⟨

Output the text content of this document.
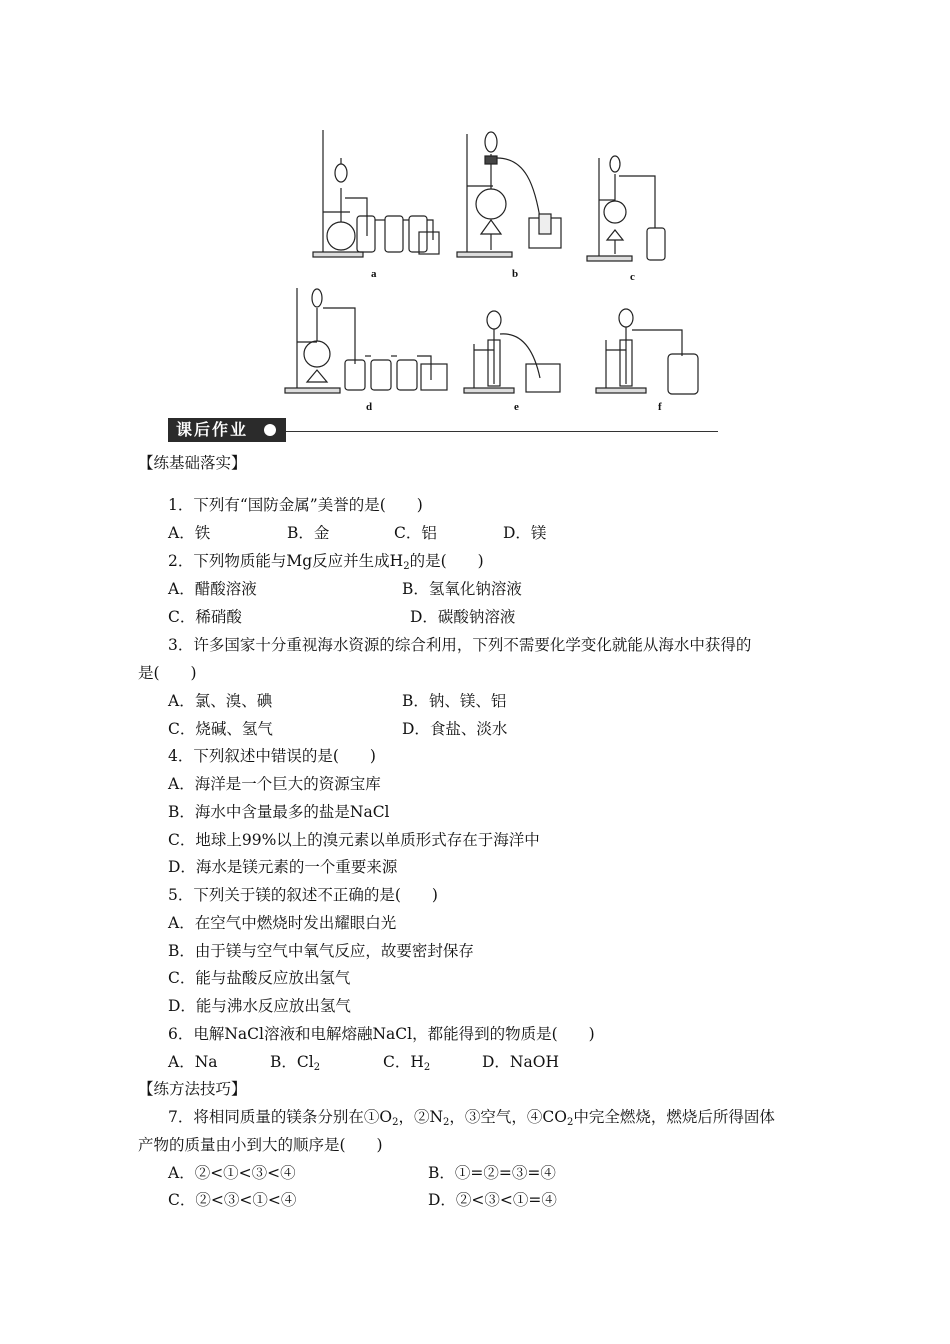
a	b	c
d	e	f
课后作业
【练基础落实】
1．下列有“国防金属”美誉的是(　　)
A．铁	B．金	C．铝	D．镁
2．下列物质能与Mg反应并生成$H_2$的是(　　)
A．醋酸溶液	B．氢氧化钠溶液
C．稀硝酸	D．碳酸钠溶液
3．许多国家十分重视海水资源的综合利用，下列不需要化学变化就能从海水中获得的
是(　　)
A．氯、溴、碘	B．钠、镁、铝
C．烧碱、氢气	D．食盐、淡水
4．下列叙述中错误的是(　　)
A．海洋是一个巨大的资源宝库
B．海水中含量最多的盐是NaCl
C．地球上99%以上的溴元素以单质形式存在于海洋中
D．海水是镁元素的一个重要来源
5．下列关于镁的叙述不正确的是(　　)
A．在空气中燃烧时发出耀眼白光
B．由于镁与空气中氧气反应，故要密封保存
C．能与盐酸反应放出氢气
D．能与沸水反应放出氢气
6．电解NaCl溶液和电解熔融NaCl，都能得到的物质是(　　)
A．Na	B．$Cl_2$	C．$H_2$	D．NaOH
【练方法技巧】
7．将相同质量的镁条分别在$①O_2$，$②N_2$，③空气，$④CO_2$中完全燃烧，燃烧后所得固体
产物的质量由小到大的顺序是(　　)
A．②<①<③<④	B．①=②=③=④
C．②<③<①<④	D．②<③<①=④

⟩
⟨

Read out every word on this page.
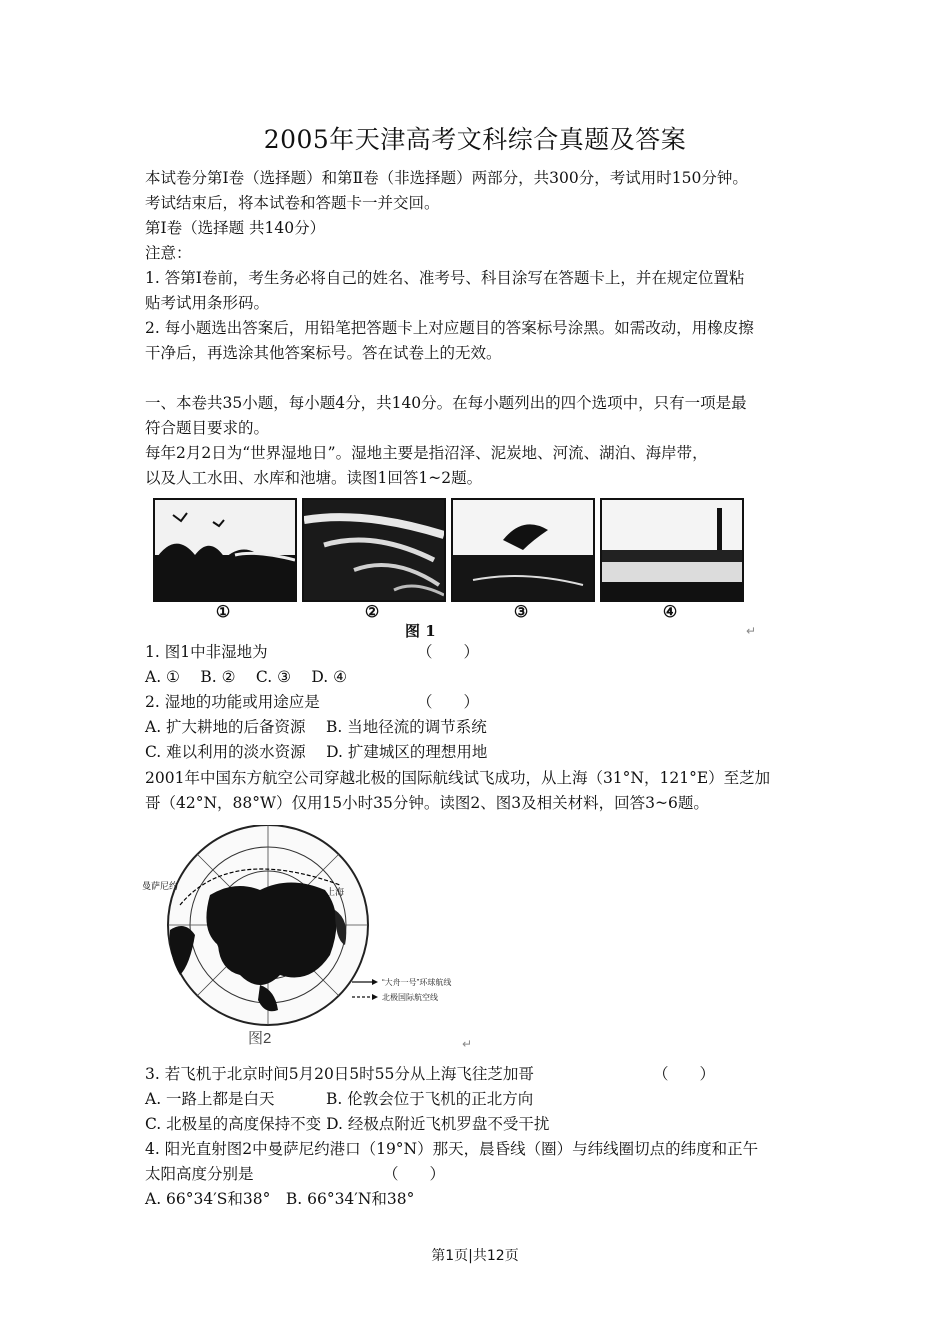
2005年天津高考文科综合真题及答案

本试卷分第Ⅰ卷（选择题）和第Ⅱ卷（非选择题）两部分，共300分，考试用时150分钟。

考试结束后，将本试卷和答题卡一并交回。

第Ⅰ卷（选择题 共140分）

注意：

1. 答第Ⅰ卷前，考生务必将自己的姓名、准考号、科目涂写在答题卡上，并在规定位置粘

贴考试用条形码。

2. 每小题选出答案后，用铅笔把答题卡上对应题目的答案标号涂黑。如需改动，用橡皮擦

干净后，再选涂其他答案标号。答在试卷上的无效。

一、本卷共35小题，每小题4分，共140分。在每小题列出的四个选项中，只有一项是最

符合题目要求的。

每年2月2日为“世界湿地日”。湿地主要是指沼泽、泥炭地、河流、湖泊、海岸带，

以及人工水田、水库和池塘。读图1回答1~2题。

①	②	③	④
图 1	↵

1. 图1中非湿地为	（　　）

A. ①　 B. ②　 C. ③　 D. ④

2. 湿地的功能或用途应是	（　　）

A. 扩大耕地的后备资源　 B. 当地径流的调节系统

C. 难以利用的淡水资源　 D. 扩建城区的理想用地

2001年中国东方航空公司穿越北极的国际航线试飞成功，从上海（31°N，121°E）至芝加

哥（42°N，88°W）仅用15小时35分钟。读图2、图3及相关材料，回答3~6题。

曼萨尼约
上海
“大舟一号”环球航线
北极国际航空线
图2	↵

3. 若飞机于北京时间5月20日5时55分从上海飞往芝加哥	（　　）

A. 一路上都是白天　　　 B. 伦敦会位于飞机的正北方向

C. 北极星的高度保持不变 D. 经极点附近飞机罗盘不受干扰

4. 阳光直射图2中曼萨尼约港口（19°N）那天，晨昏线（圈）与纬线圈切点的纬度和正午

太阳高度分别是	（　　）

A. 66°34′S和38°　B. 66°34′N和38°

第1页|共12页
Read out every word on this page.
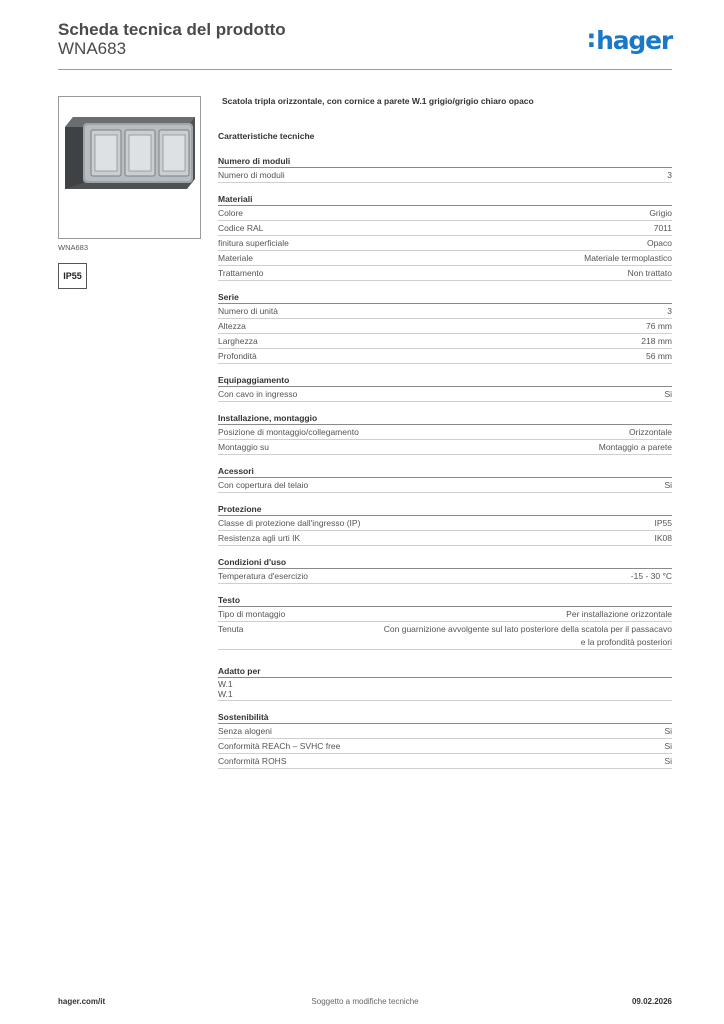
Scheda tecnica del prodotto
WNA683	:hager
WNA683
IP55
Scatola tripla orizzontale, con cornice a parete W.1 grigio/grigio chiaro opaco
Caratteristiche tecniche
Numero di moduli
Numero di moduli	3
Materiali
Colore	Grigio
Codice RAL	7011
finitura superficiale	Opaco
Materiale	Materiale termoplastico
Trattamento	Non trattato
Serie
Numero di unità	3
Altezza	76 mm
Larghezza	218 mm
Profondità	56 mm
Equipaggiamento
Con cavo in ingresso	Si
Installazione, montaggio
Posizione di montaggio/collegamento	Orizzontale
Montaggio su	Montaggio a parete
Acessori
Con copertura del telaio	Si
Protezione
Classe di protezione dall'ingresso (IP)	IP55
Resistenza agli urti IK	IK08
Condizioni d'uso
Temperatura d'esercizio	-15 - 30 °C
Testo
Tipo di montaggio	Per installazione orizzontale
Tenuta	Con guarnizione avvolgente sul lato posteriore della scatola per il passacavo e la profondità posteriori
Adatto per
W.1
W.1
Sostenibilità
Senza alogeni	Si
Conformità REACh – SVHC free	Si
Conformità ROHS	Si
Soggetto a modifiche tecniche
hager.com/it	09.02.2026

⟩

Exercise details. List all lines from the entries that include the word "Conformità".

Solution to this task.
Conformità REACh – SVHC free	Si
Conformità ROHS	Si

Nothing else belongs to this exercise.